Element box records
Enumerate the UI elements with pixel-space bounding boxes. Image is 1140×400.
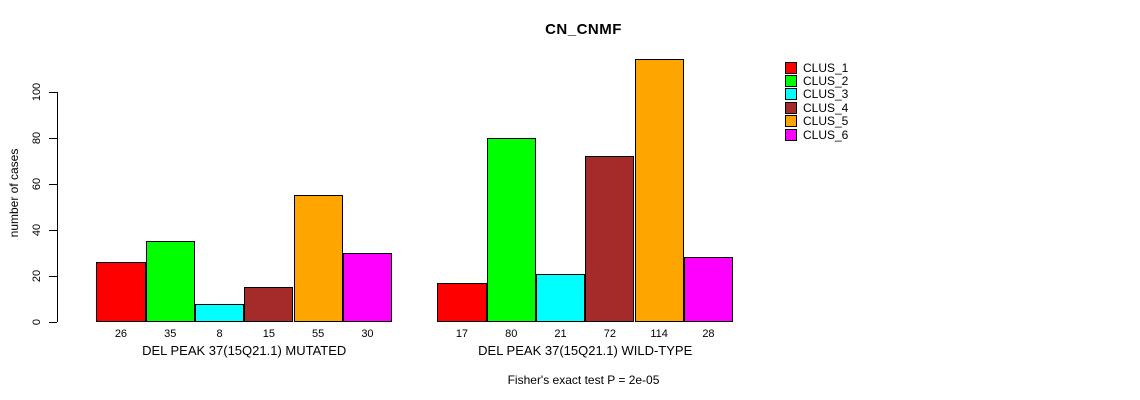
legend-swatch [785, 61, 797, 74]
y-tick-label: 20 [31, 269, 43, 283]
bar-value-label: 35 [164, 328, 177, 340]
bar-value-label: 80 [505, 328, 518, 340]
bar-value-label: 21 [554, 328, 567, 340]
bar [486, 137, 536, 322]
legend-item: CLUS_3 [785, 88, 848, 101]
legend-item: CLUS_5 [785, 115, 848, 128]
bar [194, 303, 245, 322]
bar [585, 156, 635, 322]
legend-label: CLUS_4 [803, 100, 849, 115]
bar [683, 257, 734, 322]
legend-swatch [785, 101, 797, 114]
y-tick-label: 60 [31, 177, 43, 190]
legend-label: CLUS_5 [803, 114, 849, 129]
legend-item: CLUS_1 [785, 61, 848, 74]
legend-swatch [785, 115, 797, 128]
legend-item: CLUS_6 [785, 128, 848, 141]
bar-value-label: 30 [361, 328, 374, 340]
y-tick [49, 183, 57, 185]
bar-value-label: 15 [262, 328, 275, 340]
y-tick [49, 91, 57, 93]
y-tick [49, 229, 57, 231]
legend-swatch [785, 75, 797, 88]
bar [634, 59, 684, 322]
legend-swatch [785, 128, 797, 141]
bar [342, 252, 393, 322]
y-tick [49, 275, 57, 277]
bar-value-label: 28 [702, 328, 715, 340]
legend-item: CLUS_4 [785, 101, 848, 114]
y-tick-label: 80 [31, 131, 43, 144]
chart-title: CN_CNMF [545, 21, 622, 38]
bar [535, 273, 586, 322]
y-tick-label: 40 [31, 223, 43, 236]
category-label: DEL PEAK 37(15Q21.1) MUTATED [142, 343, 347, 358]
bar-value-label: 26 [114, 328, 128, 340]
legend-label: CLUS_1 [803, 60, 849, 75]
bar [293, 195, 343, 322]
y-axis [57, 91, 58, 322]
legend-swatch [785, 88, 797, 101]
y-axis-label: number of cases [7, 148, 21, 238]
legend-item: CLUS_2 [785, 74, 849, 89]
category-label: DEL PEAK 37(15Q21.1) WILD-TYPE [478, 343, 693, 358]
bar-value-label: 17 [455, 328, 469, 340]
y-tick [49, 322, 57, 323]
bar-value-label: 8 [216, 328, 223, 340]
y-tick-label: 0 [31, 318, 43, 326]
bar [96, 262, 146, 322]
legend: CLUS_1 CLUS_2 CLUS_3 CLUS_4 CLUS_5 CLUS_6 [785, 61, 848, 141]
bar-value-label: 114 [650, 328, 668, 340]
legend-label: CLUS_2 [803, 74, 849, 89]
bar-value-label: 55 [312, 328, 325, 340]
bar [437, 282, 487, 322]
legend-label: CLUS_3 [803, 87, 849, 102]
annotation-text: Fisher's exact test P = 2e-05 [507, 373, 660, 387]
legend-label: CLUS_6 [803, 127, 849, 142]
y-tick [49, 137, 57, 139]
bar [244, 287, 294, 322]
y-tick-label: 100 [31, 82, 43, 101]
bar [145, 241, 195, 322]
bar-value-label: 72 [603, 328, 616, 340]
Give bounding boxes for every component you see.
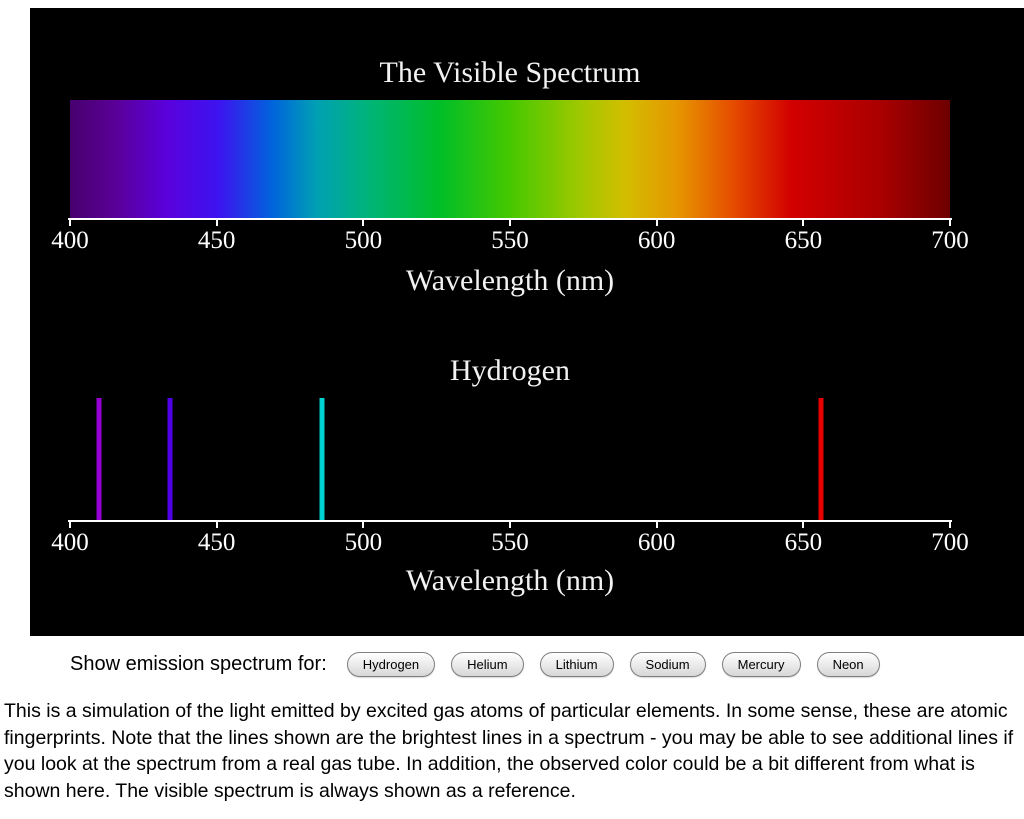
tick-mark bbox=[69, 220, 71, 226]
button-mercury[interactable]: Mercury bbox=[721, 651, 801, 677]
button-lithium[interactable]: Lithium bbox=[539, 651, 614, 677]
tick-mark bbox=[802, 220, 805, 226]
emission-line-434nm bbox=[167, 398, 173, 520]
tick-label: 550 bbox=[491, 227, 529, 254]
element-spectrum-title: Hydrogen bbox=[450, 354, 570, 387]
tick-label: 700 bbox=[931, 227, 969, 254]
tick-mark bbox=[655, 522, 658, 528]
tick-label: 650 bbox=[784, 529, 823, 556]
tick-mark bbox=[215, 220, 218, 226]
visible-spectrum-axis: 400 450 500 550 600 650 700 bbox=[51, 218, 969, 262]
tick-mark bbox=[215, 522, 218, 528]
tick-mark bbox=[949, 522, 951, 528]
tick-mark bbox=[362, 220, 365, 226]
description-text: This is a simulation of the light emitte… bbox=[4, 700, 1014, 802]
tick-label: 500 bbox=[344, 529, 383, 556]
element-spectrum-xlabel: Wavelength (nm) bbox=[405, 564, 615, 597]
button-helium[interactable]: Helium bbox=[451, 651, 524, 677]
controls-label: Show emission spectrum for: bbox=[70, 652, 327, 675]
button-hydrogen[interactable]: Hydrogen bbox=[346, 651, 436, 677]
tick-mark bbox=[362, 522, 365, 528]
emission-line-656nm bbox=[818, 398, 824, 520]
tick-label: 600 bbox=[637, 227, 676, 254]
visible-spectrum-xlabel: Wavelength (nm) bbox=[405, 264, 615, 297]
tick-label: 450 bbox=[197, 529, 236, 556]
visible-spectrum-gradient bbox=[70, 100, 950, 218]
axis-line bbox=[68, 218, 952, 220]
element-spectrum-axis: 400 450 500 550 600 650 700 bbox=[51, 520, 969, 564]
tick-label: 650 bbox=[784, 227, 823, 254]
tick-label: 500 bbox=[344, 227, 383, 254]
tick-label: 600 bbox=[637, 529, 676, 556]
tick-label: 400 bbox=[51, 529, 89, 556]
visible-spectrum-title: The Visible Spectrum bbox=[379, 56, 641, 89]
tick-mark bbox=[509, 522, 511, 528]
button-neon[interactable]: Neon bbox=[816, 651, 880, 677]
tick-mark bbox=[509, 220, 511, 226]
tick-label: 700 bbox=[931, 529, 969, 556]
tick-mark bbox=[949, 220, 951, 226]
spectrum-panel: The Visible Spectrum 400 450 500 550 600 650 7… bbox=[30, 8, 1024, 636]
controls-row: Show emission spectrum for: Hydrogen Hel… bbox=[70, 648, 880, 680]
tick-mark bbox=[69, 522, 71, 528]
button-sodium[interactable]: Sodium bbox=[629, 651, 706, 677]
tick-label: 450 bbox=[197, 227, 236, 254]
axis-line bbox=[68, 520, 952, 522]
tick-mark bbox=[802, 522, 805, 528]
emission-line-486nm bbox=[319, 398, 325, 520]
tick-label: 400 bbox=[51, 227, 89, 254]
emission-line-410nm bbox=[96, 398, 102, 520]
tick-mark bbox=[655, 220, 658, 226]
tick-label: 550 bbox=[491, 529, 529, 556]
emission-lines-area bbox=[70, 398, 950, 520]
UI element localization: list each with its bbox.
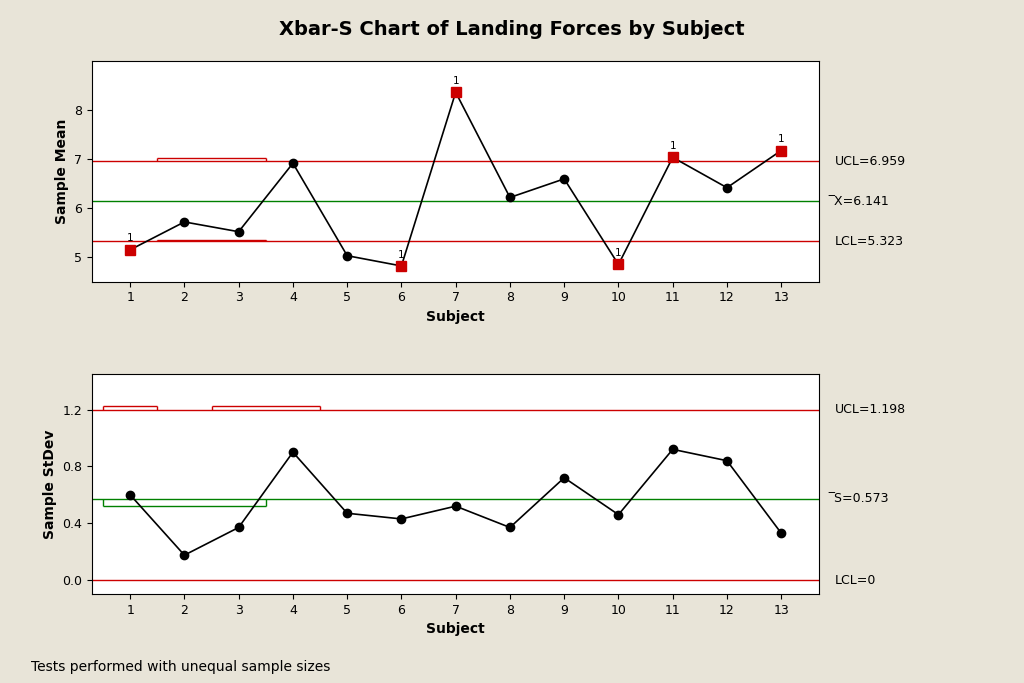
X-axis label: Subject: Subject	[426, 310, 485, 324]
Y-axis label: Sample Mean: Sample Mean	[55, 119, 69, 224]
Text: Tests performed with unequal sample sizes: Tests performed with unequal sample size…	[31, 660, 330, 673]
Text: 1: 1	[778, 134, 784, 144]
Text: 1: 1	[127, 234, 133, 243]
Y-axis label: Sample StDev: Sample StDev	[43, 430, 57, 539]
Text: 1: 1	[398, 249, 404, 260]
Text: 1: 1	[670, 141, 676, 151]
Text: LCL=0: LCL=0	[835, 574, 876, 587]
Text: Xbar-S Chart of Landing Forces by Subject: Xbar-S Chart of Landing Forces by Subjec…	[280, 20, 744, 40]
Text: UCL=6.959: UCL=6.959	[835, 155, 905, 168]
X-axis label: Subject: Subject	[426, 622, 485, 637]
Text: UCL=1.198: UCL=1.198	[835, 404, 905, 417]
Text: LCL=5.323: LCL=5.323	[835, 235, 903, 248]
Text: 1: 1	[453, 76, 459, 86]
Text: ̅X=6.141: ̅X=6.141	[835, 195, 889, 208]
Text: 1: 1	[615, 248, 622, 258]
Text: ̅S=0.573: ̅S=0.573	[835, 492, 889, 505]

## What is asked
Copy every line of the records above word for word. Leave out the pictures.

## Task result
Enumerate the UI elements with pixel-space bounding boxes. Image is 1140×400.
legend-swatch [785, 61, 797, 74]
y-tick-label: 20 [31, 269, 43, 283]
bar-value-label: 35 [164, 328, 177, 340]
bar-value-label: 80 [505, 328, 518, 340]
bar-value-label: 21 [554, 328, 567, 340]
bar [486, 137, 536, 322]
legend-item: CLUS_3 [785, 88, 848, 101]
legend-item: CLUS_5 [785, 115, 848, 128]
bar [194, 303, 245, 322]
bar [585, 156, 635, 322]
legend-label: CLUS_4 [803, 100, 849, 115]
bar [683, 257, 734, 322]
legend-swatch [785, 101, 797, 114]
y-tick-label: 60 [31, 177, 43, 190]
legend-label: CLUS_5 [803, 114, 849, 129]
legend-item: CLUS_1 [785, 61, 848, 74]
legend-swatch [785, 115, 797, 128]
legend-item: CLUS_6 [785, 128, 848, 141]
bar-value-label: 30 [361, 328, 374, 340]
y-tick [49, 183, 57, 185]
bar-value-label: 15 [262, 328, 275, 340]
y-tick [49, 91, 57, 93]
y-tick [49, 229, 57, 231]
legend-swatch [785, 75, 797, 88]
bar [634, 59, 684, 322]
legend-swatch [785, 128, 797, 141]
bar [342, 252, 393, 322]
y-tick [49, 275, 57, 277]
bar-value-label: 28 [702, 328, 715, 340]
legend-item: CLUS_4 [785, 101, 848, 114]
y-tick-label: 80 [31, 131, 43, 144]
chart-title: CN_CNMF [545, 21, 622, 38]
bar [535, 273, 586, 322]
y-tick-label: 40 [31, 223, 43, 236]
category-label: DEL PEAK 37(15Q21.1) MUTATED [142, 343, 347, 358]
bar-value-label: 26 [114, 328, 128, 340]
legend-label: CLUS_1 [803, 60, 849, 75]
bar [293, 195, 343, 322]
y-axis [57, 91, 58, 322]
legend-swatch [785, 88, 797, 101]
y-axis-label: number of cases [7, 148, 21, 238]
legend-item: CLUS_2 [785, 74, 849, 89]
category-label: DEL PEAK 37(15Q21.1) WILD-TYPE [478, 343, 693, 358]
bar-value-label: 17 [455, 328, 469, 340]
y-tick [49, 322, 57, 323]
bar-value-label: 8 [216, 328, 223, 340]
y-tick-label: 0 [31, 318, 43, 326]
bar [96, 262, 146, 322]
legend: CLUS_1 CLUS_2 CLUS_3 CLUS_4 CLUS_5 CLUS_6 [785, 61, 848, 141]
bar-value-label: 114 [650, 328, 668, 340]
legend-label: CLUS_2 [803, 74, 849, 89]
bar-value-label: 55 [312, 328, 325, 340]
bar [437, 282, 487, 322]
legend-label: CLUS_3 [803, 87, 849, 102]
annotation-text: Fisher's exact test P = 2e-05 [507, 373, 660, 387]
legend-label: CLUS_6 [803, 127, 849, 142]
y-tick [49, 137, 57, 139]
bar [244, 287, 294, 322]
y-tick-label: 100 [31, 82, 43, 101]
bar [145, 241, 195, 322]
bar-value-label: 72 [603, 328, 616, 340]
Give bounding boxes for every component you see.
tick-mark bbox=[69, 220, 71, 226]
button-mercury[interactable]: Mercury bbox=[721, 651, 801, 677]
button-lithium[interactable]: Lithium bbox=[539, 651, 614, 677]
tick-mark bbox=[802, 220, 805, 226]
emission-line-434nm bbox=[167, 398, 173, 520]
tick-label: 550 bbox=[491, 227, 529, 254]
element-spectrum-title: Hydrogen bbox=[450, 354, 570, 387]
tick-label: 700 bbox=[931, 227, 969, 254]
tick-mark bbox=[655, 522, 658, 528]
tick-label: 650 bbox=[784, 529, 823, 556]
tick-mark bbox=[215, 220, 218, 226]
visible-spectrum-axis: 400 450 500 550 600 650 700 bbox=[51, 218, 969, 262]
tick-mark bbox=[215, 522, 218, 528]
tick-mark bbox=[949, 522, 951, 528]
tick-mark bbox=[362, 220, 365, 226]
description-text: This is a simulation of the light emitte… bbox=[4, 700, 1014, 802]
tick-label: 500 bbox=[344, 529, 383, 556]
element-spectrum-xlabel: Wavelength (nm) bbox=[405, 564, 615, 597]
button-helium[interactable]: Helium bbox=[451, 651, 524, 677]
controls-label: Show emission spectrum for: bbox=[70, 652, 327, 675]
button-hydrogen[interactable]: Hydrogen bbox=[346, 651, 436, 677]
tick-mark bbox=[362, 522, 365, 528]
emission-line-656nm bbox=[818, 398, 824, 520]
tick-label: 600 bbox=[637, 227, 676, 254]
visible-spectrum-xlabel: Wavelength (nm) bbox=[405, 264, 615, 297]
tick-label: 450 bbox=[197, 529, 236, 556]
visible-spectrum-gradient bbox=[70, 100, 950, 218]
axis-line bbox=[68, 218, 952, 220]
element-spectrum-axis: 400 450 500 550 600 650 700 bbox=[51, 520, 969, 564]
tick-label: 650 bbox=[784, 227, 823, 254]
tick-label: 500 bbox=[344, 227, 383, 254]
tick-label: 600 bbox=[637, 529, 676, 556]
tick-label: 400 bbox=[51, 529, 89, 556]
visible-spectrum-title: The Visible Spectrum bbox=[379, 56, 641, 89]
tick-mark bbox=[509, 522, 511, 528]
button-neon[interactable]: Neon bbox=[816, 651, 880, 677]
tick-mark bbox=[509, 220, 511, 226]
tick-label: 700 bbox=[931, 529, 969, 556]
tick-mark bbox=[949, 220, 951, 226]
spectrum-panel: The Visible Spectrum 400 450 500 550 600 650 7… bbox=[30, 8, 1024, 636]
controls-row: Show emission spectrum for: Hydrogen Hel… bbox=[70, 648, 880, 680]
tick-mark bbox=[69, 522, 71, 528]
button-sodium[interactable]: Sodium bbox=[629, 651, 706, 677]
tick-label: 450 bbox=[197, 227, 236, 254]
axis-line bbox=[68, 520, 952, 522]
tick-mark bbox=[802, 522, 805, 528]
emission-line-486nm bbox=[319, 398, 325, 520]
tick-label: 400 bbox=[51, 227, 89, 254]
emission-line-410nm bbox=[96, 398, 102, 520]
tick-mark bbox=[655, 220, 658, 226]
tick-label: 550 bbox=[491, 529, 529, 556]
emission-lines-area bbox=[70, 398, 950, 520]
UI element localization: list each with its bbox.
X-axis label: Subject: Subject	[426, 310, 485, 324]
Y-axis label: Sample Mean: Sample Mean	[55, 119, 69, 224]
Text: Tests performed with unequal sample sizes: Tests performed with unequal sample size…	[31, 660, 330, 673]
Text: 1: 1	[778, 134, 784, 144]
Text: 1: 1	[127, 234, 133, 243]
Y-axis label: Sample StDev: Sample StDev	[43, 430, 57, 539]
Text: 1: 1	[398, 249, 404, 260]
Text: 1: 1	[670, 141, 676, 151]
Text: LCL=0: LCL=0	[835, 574, 876, 587]
Text: Xbar-S Chart of Landing Forces by Subject: Xbar-S Chart of Landing Forces by Subjec…	[280, 20, 744, 40]
Text: UCL=6.959: UCL=6.959	[835, 155, 905, 168]
X-axis label: Subject: Subject	[426, 622, 485, 637]
Text: UCL=1.198: UCL=1.198	[835, 404, 905, 417]
Text: LCL=5.323: LCL=5.323	[835, 235, 903, 248]
Text: 1: 1	[453, 76, 459, 86]
Text: ̅X=6.141: ̅X=6.141	[835, 195, 889, 208]
Text: 1: 1	[615, 248, 622, 258]
Text: ̅S=0.573: ̅S=0.573	[835, 492, 889, 505]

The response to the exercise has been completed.